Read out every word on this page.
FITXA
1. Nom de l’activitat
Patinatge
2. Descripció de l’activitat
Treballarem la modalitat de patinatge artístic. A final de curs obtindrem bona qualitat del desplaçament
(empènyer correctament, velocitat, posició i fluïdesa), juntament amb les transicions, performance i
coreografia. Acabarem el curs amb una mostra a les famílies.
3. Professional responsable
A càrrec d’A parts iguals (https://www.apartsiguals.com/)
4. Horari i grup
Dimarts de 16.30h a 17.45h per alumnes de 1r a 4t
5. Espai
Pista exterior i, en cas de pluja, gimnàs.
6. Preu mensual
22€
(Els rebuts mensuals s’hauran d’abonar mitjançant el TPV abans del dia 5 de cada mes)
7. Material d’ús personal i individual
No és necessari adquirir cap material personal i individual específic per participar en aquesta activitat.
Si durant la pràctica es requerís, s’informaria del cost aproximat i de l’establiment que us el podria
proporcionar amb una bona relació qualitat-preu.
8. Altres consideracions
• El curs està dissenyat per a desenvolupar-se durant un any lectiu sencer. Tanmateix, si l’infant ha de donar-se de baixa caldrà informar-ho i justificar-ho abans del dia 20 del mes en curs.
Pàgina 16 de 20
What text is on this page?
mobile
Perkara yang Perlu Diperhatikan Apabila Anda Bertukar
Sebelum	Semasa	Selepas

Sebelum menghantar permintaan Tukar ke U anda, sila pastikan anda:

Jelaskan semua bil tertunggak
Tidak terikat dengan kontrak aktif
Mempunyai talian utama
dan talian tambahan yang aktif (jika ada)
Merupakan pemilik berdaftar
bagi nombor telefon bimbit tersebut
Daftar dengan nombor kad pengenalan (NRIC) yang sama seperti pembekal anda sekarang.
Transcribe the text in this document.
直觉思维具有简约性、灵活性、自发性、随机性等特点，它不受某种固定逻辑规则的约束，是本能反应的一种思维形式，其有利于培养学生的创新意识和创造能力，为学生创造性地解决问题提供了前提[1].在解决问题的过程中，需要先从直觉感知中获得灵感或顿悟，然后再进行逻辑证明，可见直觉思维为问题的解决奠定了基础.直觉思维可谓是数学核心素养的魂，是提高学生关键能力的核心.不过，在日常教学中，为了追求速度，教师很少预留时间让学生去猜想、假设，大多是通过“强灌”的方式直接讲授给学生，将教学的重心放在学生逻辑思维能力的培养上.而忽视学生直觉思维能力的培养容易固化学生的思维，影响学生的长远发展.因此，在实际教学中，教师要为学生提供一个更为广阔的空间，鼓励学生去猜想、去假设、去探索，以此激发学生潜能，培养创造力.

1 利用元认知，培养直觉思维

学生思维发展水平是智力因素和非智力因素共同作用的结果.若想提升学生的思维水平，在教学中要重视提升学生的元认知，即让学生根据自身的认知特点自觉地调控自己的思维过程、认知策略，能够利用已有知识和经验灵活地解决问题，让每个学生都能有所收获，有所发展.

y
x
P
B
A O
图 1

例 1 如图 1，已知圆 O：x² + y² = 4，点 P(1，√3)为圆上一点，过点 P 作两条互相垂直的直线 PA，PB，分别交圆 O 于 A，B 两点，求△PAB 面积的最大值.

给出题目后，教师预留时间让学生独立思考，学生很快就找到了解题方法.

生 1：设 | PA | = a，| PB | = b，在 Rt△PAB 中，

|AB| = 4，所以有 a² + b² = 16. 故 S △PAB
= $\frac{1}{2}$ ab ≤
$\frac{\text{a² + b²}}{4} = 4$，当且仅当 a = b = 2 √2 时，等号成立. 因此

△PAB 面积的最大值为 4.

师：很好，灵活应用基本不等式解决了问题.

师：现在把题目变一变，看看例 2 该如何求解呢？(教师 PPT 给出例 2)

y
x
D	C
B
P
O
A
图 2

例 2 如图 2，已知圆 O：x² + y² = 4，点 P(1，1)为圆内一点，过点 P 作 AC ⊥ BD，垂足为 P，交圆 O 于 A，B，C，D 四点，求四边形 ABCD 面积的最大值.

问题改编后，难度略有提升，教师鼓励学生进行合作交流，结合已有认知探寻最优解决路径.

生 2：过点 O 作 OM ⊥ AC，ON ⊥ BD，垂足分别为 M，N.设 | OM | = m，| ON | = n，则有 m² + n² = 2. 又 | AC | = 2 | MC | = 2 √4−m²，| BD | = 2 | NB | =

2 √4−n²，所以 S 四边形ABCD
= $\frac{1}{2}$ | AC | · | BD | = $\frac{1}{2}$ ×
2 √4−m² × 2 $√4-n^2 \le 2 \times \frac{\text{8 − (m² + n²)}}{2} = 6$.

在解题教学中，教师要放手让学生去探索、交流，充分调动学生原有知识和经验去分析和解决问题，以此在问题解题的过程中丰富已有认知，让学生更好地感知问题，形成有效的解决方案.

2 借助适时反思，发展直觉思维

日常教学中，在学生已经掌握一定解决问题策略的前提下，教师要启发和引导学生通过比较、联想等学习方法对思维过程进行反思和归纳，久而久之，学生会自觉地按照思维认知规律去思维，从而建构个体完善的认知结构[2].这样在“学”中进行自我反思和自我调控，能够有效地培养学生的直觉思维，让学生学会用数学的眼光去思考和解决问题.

....

* Set task
Your task is to output all of the data above word for word.

* Correct answer
Read out every word on this page.
FITXA
1. Nom de l’activitat
Patinatge
2. Descripció de l’activitat
Treballarem la modalitat de patinatge artístic. A final de curs obtindrem bona qualitat del desplaçament
(empènyer correctament, velocitat, posició i fluïdesa), juntament amb les transicions, performance i
coreografia. Acabarem el curs amb una mostra a les famílies.
3. Professional responsable
A càrrec d’A parts iguals (https://www.apartsiguals.com/)
4. Horari i grup
Dimarts de 16.30h a 17.45h per alumnes de 1r a 4t
5. Espai
Pista exterior i, en cas de pluja, gimnàs.
6. Preu mensual
22€
(Els rebuts mensuals s’hauran d’abonar mitjançant el TPV abans del dia 5 de cada mes)
7. Material d’ús personal i individual
No és necessari adquirir cap material personal i individual específic per participar en aquesta activitat.
Si durant la pràctica es requerís, s’informaria del cost aproximat i de l’establiment que us el podria
proporcionar amb una bona relació qualitat-preu.
8. Altres consideracions
• El curs està dissenyat per a desenvolupar-se durant un any lectiu sencer. Tanmateix, si l’infant ha de donar-se de baixa caldrà informar-ho i justificar-ho abans del dia 20 del mes en curs.
Pàgina 16 de 20
What text is on this page?
mobile
Perkara yang Perlu Diperhatikan Apabila Anda Bertukar
Sebelum	Semasa	Selepas

Sebelum menghantar permintaan Tukar ke U anda, sila pastikan anda:

Jelaskan semua bil tertunggak
Tidak terikat dengan kontrak aktif
Mempunyai talian utama
dan talian tambahan yang aktif (jika ada)
Merupakan pemilik berdaftar
bagi nombor telefon bimbit tersebut
Daftar dengan nombor kad pengenalan (NRIC) yang sama seperti pembekal anda sekarang.
Transcribe the text in this document.
直觉思维具有简约性、灵活性、自发性、随机性等特点，它不受某种固定逻辑规则的约束，是本能反应的一种思维形式，其有利于培养学生的创新意识和创造能力，为学生创造性地解决问题提供了前提[1].在解决问题的过程中，需要先从直觉感知中获得灵感或顿悟，然后再进行逻辑证明，可见直觉思维为问题的解决奠定了基础.直觉思维可谓是数学核心素养的魂，是提高学生关键能力的核心.不过，在日常教学中，为了追求速度，教师很少预留时间让学生去猜想、假设，大多是通过“强灌”的方式直接讲授给学生，将教学的重心放在学生逻辑思维能力的培养上.而忽视学生直觉思维能力的培养容易固化学生的思维，影响学生的长远发展.因此，在实际教学中，教师要为学生提供一个更为广阔的空间，鼓励学生去猜想、去假设、去探索，以此激发学生潜能，培养创造力.

1 利用元认知，培养直觉思维

学生思维发展水平是智力因素和非智力因素共同作用的结果.若想提升学生的思维水平，在教学中要重视提升学生的元认知，即让学生根据自身的认知特点自觉地调控自己的思维过程、认知策略，能够利用已有知识和经验灵活地解决问题，让每个学生都能有所收获，有所发展.

y
x
P
B
A O
图 1

例 1 如图 1，已知圆 O：x² + y² = 4，点 P(1，√3)为圆上一点，过点 P 作两条互相垂直的直线 PA，PB，分别交圆 O 于 A，B 两点，求△PAB 面积的最大值.

给出题目后，教师预留时间让学生独立思考，学生很快就找到了解题方法.

生 1：设 | PA | = a，| PB | = b，在 Rt△PAB 中，

|AB| = 4，所以有 a² + b² = 16. 故 S △PAB
= $\frac{1}{2}$ ab ≤
$\frac{\text{a² + b²}}{4} = 4$，当且仅当 a = b = 2 √2 时，等号成立. 因此

△PAB 面积的最大值为 4.

师：很好，灵活应用基本不等式解决了问题.

师：现在把题目变一变，看看例 2 该如何求解呢？(教师 PPT 给出例 2)

y
x
D	C
B
P
O
A
图 2

例 2 如图 2，已知圆 O：x² + y² = 4，点 P(1，1)为圆内一点，过点 P 作 AC ⊥ BD，垂足为 P，交圆 O 于 A，B，C，D 四点，求四边形 ABCD 面积的最大值.

问题改编后，难度略有提升，教师鼓励学生进行合作交流，结合已有认知探寻最优解决路径.

生 2：过点 O 作 OM ⊥ AC，ON ⊥ BD，垂足分别为 M，N.设 | OM | = m，| ON | = n，则有 m² + n² = 2. 又 | AC | = 2 | MC | = 2 √4−m²，| BD | = 2 | NB | =

2 √4−n²，所以 S 四边形ABCD
= $\frac{1}{2}$ | AC | · | BD | = $\frac{1}{2}$ ×
2 √4−m² × 2 $√4-n^2 \le 2 \times \frac{\text{8 − (m² + n²)}}{2} = 6$.

在解题教学中，教师要放手让学生去探索、交流，充分调动学生原有知识和经验去分析和解决问题，以此在问题解题的过程中丰富已有认知，让学生更好地感知问题，形成有效的解决方案.

2 借助适时反思，发展直觉思维

日常教学中，在学生已经掌握一定解决问题策略的前提下，教师要启发和引导学生通过比较、联想等学习方法对思维过程进行反思和归纳，久而久之，学生会自觉地按照思维认知规律去思维，从而建构个体完善的认知结构[2].这样在“学”中进行自我反思和自我调控，能够有效地培养学生的直觉思维，让学生学会用数学的眼光去思考和解决问题.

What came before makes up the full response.